→ Data listing:
start

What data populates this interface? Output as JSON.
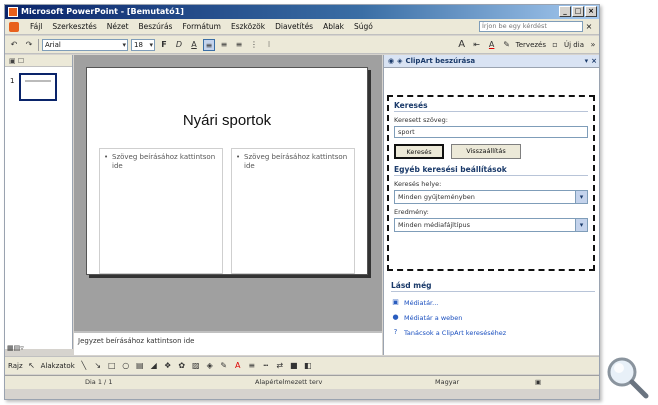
{
  "window": {
    "title": "Microsoft PowerPoint - [Bemutató1]",
    "controls": [
      "_",
      "□",
      "×"
    ]
  },
  "menu": {
    "items": [
      "Fájl",
      "Szerkesztés",
      "Nézet",
      "Beszúrás",
      "Formátum",
      "Eszközök",
      "Diavetítés",
      "Ablak",
      "Súgó"
    ],
    "help_placeholder": "Írjon be egy kérdést",
    "close": "×"
  },
  "toolbar": {
    "font_name": "Arial",
    "font_size": "18",
    "bold": "F",
    "italic": "D",
    "underline": "A",
    "design_label": "Tervezés",
    "new_slide_label": "Új dia"
  },
  "slide": {
    "number": "1",
    "title": "Nyári sportok",
    "placeholder_left": "Szöveg beírásához kattintson ide",
    "placeholder_right": "Szöveg beírásához kattintson ide"
  },
  "notes": {
    "placeholder": "Jegyzet beírásához kattintson ide"
  },
  "taskpane": {
    "title": "ClipArt beszúrása",
    "search_section": "Keresés",
    "search_text_label": "Keresett szöveg:",
    "search_text_value": "sport",
    "search_button": "Keresés",
    "restore_button": "Visszaállítás",
    "other_options": "Egyéb keresési beállítások",
    "search_in_label": "Keresés helye:",
    "search_in_value": "Minden gyűjteményben",
    "results_label": "Eredmény:",
    "results_value": "Minden médiafájltípus",
    "see_also": "Lásd még",
    "links": [
      "Médiatár...",
      "Médiatár a weben",
      "Tanácsok a ClipArt kereséséhez"
    ]
  },
  "drawing": {
    "draw_label": "Rajz",
    "autoshapes_label": "Alakzatok"
  },
  "status": {
    "slide_info": "Dia 1 / 1",
    "design": "Alapértelmezett terv",
    "language": "Magyar"
  },
  "colors": {
    "title_bar": "#0a246a",
    "chrome": "#ece9d8",
    "link": "#1a4fbf",
    "taskpane_header": "#d9e3f3"
  }
}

end

Scan the listing above for the word "kattintson" and show each line where it is found.

→ Task solution:
    "placeholder_left": "Szöveg beírásához kattintson ide",
    "placeholder_right": "Szöveg beírásához kattintson ide"
    "placeholder": "Jegyzet beírásához kattintson ide"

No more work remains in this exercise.